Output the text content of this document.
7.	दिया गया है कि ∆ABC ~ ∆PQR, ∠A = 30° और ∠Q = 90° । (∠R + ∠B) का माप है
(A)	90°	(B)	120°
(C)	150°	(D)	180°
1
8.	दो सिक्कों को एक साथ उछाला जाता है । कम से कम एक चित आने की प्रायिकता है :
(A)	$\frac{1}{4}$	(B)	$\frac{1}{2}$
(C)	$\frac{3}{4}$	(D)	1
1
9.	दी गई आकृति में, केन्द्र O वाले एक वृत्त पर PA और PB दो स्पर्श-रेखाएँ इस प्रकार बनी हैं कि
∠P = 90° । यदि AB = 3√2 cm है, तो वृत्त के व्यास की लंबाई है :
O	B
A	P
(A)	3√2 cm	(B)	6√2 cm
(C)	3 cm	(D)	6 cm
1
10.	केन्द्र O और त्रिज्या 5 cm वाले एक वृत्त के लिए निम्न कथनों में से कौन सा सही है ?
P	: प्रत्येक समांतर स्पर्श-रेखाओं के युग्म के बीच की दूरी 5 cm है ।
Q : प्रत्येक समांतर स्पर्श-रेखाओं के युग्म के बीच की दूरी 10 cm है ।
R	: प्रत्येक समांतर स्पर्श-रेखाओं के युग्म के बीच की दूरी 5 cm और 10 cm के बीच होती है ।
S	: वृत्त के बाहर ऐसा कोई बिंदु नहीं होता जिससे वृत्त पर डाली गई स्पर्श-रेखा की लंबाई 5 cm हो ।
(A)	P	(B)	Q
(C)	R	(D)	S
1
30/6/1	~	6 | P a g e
———
● The task
The records above should be repeated in full, exactly as given.

● Exercise response
Output the text content of this document.
7.	दिया गया है कि ∆ABC ~ ∆PQR, ∠A = 30° और ∠Q = 90° । (∠R + ∠B) का माप है
(A)	90°	(B)	120°
(C)	150°	(D)	180°
1
8.	दो सिक्कों को एक साथ उछाला जाता है । कम से कम एक चित आने की प्रायिकता है :
(A)	$\frac{1}{4}$	(B)	$\frac{1}{2}$
(C)	$\frac{3}{4}$	(D)	1
1
9.	दी गई आकृति में, केन्द्र O वाले एक वृत्त पर PA और PB दो स्पर्श-रेखाएँ इस प्रकार बनी हैं कि
∠P = 90° । यदि AB = 3√2 cm है, तो वृत्त के व्यास की लंबाई है :
O	B
A	P
(A)	3√2 cm	(B)	6√2 cm
(C)	3 cm	(D)	6 cm
1
10.	केन्द्र O और त्रिज्या 5 cm वाले एक वृत्त के लिए निम्न कथनों में से कौन सा सही है ?
P	: प्रत्येक समांतर स्पर्श-रेखाओं के युग्म के बीच की दूरी 5 cm है ।
Q : प्रत्येक समांतर स्पर्श-रेखाओं के युग्म के बीच की दूरी 10 cm है ।
R	: प्रत्येक समांतर स्पर्श-रेखाओं के युग्म के बीच की दूरी 5 cm और 10 cm के बीच होती है ।
S	: वृत्त के बाहर ऐसा कोई बिंदु नहीं होता जिससे वृत्त पर डाली गई स्पर्श-रेखा की लंबाई 5 cm हो ।
(A)	P	(B)	Q
(C)	R	(D)	S
1
30/6/1	~	6 | P a g e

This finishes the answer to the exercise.